Task goal –
Without altering anything, output the material below.

Saved entries:

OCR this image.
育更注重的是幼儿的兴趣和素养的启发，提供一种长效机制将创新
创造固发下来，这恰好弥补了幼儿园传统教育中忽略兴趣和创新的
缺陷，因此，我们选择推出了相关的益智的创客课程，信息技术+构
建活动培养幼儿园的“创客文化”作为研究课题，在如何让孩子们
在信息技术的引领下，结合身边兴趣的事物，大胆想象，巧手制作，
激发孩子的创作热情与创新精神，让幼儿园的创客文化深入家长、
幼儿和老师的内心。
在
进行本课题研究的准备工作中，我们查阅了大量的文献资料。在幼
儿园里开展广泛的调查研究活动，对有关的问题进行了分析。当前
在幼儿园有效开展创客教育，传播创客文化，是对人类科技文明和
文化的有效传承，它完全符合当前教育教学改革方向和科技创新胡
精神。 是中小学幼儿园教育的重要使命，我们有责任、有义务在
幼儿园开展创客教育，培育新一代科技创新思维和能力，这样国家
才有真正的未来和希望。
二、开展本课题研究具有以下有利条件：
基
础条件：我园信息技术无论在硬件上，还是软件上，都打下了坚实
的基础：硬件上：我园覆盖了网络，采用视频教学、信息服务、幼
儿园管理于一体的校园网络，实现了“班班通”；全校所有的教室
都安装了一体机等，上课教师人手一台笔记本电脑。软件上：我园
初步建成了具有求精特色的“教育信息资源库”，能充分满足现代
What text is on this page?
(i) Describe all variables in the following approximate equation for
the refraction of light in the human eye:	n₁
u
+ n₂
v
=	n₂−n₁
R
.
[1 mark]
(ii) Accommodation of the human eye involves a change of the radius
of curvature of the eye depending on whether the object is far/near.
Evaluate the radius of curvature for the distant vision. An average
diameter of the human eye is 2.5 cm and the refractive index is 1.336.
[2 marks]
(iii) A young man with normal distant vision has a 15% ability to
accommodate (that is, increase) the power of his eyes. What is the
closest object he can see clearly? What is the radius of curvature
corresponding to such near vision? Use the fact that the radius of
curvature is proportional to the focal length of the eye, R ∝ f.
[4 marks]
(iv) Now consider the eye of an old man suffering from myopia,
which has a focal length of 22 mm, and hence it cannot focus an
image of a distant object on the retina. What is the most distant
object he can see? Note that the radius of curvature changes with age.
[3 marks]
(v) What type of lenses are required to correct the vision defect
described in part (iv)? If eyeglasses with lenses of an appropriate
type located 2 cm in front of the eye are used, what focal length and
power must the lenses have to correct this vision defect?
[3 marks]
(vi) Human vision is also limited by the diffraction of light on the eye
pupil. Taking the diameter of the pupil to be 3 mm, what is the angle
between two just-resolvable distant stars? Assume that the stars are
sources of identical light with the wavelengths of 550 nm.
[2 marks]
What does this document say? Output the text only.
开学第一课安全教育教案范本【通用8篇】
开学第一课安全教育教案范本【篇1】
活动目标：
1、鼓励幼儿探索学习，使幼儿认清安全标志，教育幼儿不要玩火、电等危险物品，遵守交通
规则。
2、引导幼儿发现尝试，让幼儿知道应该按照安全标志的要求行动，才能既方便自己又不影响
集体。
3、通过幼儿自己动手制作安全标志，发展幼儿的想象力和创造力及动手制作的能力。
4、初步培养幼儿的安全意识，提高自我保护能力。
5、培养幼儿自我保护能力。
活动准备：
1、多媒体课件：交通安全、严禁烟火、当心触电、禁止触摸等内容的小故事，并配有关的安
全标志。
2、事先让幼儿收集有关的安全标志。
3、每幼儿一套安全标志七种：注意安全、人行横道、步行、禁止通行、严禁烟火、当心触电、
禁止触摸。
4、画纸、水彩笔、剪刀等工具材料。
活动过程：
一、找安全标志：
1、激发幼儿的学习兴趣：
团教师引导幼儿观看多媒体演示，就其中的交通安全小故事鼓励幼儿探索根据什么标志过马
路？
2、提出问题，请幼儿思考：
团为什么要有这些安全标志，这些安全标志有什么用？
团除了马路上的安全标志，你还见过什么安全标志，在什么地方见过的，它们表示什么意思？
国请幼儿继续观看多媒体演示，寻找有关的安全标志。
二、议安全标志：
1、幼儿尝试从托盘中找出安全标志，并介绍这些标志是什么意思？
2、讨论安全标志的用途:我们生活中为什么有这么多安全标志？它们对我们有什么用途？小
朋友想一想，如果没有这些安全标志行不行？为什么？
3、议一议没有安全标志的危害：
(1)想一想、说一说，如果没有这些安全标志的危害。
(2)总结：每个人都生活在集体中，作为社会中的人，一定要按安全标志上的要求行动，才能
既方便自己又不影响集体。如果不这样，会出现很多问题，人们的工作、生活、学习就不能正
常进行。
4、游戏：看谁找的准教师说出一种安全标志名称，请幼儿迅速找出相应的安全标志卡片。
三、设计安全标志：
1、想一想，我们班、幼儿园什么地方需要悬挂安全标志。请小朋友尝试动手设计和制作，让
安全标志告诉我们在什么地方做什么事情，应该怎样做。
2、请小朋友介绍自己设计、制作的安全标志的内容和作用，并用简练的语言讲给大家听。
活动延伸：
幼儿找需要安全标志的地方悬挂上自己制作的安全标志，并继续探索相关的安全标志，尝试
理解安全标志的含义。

Reply –
OCR this image.
育更注重的是幼儿的兴趣和素养的启发，提供一种长效机制将创新
创造固发下来，这恰好弥补了幼儿园传统教育中忽略兴趣和创新的
缺陷，因此，我们选择推出了相关的益智的创客课程，信息技术+构
建活动培养幼儿园的“创客文化”作为研究课题，在如何让孩子们
在信息技术的引领下，结合身边兴趣的事物，大胆想象，巧手制作，
激发孩子的创作热情与创新精神，让幼儿园的创客文化深入家长、
幼儿和老师的内心。
在
进行本课题研究的准备工作中，我们查阅了大量的文献资料。在幼
儿园里开展广泛的调查研究活动，对有关的问题进行了分析。当前
在幼儿园有效开展创客教育，传播创客文化，是对人类科技文明和
文化的有效传承，它完全符合当前教育教学改革方向和科技创新胡
精神。 是中小学幼儿园教育的重要使命，我们有责任、有义务在
幼儿园开展创客教育，培育新一代科技创新思维和能力，这样国家
才有真正的未来和希望。
二、开展本课题研究具有以下有利条件：
基
础条件：我园信息技术无论在硬件上，还是软件上，都打下了坚实
的基础：硬件上：我园覆盖了网络，采用视频教学、信息服务、幼
儿园管理于一体的校园网络，实现了“班班通”；全校所有的教室
都安装了一体机等，上课教师人手一台笔记本电脑。软件上：我园
初步建成了具有求精特色的“教育信息资源库”，能充分满足现代
What text is on this page?
(i) Describe all variables in the following approximate equation for
the refraction of light in the human eye:	n₁
u
+ n₂
v
=	n₂−n₁
R
.
[1 mark]
(ii) Accommodation of the human eye involves a change of the radius
of curvature of the eye depending on whether the object is far/near.
Evaluate the radius of curvature for the distant vision. An average
diameter of the human eye is 2.5 cm and the refractive index is 1.336.
[2 marks]
(iii) A young man with normal distant vision has a 15% ability to
accommodate (that is, increase) the power of his eyes. What is the
closest object he can see clearly? What is the radius of curvature
corresponding to such near vision? Use the fact that the radius of
curvature is proportional to the focal length of the eye, R ∝ f.
[4 marks]
(iv) Now consider the eye of an old man suffering from myopia,
which has a focal length of 22 mm, and hence it cannot focus an
image of a distant object on the retina. What is the most distant
object he can see? Note that the radius of curvature changes with age.
[3 marks]
(v) What type of lenses are required to correct the vision defect
described in part (iv)? If eyeglasses with lenses of an appropriate
type located 2 cm in front of the eye are used, what focal length and
power must the lenses have to correct this vision defect?
[3 marks]
(vi) Human vision is also limited by the diffraction of light on the eye
pupil. Taking the diameter of the pupil to be 3 mm, what is the angle
between two just-resolvable distant stars? Assume that the stars are
sources of identical light with the wavelengths of 550 nm.
[2 marks]
What does this document say? Output the text only.
开学第一课安全教育教案范本【通用8篇】
开学第一课安全教育教案范本【篇1】
活动目标：
1、鼓励幼儿探索学习，使幼儿认清安全标志，教育幼儿不要玩火、电等危险物品，遵守交通
规则。
2、引导幼儿发现尝试，让幼儿知道应该按照安全标志的要求行动，才能既方便自己又不影响
集体。
3、通过幼儿自己动手制作安全标志，发展幼儿的想象力和创造力及动手制作的能力。
4、初步培养幼儿的安全意识，提高自我保护能力。
5、培养幼儿自我保护能力。
活动准备：
1、多媒体课件：交通安全、严禁烟火、当心触电、禁止触摸等内容的小故事，并配有关的安
全标志。
2、事先让幼儿收集有关的安全标志。
3、每幼儿一套安全标志七种：注意安全、人行横道、步行、禁止通行、严禁烟火、当心触电、
禁止触摸。
4、画纸、水彩笔、剪刀等工具材料。
活动过程：
一、找安全标志：
1、激发幼儿的学习兴趣：
团教师引导幼儿观看多媒体演示，就其中的交通安全小故事鼓励幼儿探索根据什么标志过马
路？
2、提出问题，请幼儿思考：
团为什么要有这些安全标志，这些安全标志有什么用？
团除了马路上的安全标志，你还见过什么安全标志，在什么地方见过的，它们表示什么意思？
国请幼儿继续观看多媒体演示，寻找有关的安全标志。
二、议安全标志：
1、幼儿尝试从托盘中找出安全标志，并介绍这些标志是什么意思？
2、讨论安全标志的用途:我们生活中为什么有这么多安全标志？它们对我们有什么用途？小
朋友想一想，如果没有这些安全标志行不行？为什么？
3、议一议没有安全标志的危害：
(1)想一想、说一说，如果没有这些安全标志的危害。
(2)总结：每个人都生活在集体中，作为社会中的人，一定要按安全标志上的要求行动，才能
既方便自己又不影响集体。如果不这样，会出现很多问题，人们的工作、生活、学习就不能正
常进行。
4、游戏：看谁找的准教师说出一种安全标志名称，请幼儿迅速找出相应的安全标志卡片。
三、设计安全标志：
1、想一想，我们班、幼儿园什么地方需要悬挂安全标志。请小朋友尝试动手设计和制作，让
安全标志告诉我们在什么地方做什么事情，应该怎样做。
2、请小朋友介绍自己设计、制作的安全标志的内容和作用，并用简练的语言讲给大家听。
活动延伸：
幼儿找需要安全标志的地方悬挂上自己制作的安全标志，并继续探索相关的安全标志，尝试
理解安全标志的含义。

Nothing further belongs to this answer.